What the task asks:
Count how many lines hold the string "apart". Give that number alone.

-=-=-=-=-

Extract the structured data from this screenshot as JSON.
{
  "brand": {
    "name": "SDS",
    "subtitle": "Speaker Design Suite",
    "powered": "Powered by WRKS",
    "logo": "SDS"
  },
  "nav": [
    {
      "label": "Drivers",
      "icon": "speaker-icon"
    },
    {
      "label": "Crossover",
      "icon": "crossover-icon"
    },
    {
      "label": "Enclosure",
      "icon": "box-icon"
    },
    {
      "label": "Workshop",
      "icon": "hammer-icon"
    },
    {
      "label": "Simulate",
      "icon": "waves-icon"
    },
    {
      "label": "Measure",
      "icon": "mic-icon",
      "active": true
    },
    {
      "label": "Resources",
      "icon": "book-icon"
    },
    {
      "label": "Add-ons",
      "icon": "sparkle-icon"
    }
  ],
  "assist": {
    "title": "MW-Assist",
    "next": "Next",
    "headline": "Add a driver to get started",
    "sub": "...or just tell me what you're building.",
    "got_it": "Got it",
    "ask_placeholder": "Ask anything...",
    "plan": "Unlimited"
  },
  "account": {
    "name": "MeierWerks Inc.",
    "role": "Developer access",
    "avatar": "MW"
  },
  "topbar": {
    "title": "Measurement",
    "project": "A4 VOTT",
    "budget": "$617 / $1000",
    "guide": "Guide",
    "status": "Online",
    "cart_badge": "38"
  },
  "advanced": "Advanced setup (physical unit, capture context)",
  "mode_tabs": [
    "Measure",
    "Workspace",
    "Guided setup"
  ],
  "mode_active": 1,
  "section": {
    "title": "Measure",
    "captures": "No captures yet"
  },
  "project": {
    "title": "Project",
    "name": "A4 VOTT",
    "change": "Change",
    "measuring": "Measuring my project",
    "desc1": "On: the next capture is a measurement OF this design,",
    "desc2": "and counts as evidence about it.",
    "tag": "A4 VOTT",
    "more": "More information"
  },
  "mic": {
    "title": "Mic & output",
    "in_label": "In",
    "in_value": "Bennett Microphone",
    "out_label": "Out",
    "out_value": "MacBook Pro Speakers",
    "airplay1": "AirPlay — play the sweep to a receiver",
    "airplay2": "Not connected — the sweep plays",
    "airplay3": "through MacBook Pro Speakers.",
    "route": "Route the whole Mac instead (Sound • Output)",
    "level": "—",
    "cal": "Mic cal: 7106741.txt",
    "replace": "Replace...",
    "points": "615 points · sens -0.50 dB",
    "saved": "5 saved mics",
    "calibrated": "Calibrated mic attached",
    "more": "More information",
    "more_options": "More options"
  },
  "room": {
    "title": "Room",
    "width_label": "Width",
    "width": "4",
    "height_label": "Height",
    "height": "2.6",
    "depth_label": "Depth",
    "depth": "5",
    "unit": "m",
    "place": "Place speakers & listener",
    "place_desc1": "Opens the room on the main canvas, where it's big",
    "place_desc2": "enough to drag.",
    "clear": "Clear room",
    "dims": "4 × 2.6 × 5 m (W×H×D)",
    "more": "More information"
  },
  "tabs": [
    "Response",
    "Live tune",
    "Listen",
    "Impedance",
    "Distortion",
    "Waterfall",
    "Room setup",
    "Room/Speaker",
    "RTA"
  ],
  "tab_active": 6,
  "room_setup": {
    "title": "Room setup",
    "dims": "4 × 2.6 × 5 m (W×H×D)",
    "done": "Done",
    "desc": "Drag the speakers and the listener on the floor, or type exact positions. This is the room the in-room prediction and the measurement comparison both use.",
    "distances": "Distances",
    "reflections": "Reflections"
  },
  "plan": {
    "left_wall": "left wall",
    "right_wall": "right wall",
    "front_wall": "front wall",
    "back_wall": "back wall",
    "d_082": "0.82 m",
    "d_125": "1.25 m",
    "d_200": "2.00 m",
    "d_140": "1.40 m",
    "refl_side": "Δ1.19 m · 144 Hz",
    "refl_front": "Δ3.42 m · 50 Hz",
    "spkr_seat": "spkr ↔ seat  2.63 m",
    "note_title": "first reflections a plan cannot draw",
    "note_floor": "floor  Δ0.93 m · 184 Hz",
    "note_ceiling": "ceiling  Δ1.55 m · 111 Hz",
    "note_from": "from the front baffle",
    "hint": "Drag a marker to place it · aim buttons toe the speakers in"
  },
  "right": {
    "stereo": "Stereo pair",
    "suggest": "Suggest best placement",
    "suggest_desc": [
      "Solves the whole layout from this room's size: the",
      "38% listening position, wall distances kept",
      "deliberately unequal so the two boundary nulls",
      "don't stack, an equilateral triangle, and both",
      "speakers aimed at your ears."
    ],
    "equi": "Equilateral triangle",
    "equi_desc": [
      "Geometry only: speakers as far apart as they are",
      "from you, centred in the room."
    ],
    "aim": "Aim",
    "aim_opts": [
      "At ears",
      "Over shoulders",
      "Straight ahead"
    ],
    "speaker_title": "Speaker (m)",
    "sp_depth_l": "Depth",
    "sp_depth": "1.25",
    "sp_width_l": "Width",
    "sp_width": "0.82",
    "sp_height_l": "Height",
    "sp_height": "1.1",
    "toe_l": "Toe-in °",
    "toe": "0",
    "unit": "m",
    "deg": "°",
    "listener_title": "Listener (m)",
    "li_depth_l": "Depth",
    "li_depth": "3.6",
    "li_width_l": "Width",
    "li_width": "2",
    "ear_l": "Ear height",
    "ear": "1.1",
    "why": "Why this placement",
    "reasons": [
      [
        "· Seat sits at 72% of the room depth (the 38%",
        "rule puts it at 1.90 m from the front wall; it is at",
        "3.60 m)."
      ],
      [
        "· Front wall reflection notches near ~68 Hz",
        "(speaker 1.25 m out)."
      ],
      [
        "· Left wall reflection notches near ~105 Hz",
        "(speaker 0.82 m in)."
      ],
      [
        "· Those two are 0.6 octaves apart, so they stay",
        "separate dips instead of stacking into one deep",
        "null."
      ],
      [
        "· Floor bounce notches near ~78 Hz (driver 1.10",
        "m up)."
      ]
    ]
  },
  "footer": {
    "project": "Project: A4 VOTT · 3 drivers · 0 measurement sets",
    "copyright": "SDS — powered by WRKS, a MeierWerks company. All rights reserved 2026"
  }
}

-=-=-=-=-

Result of the exercise:
2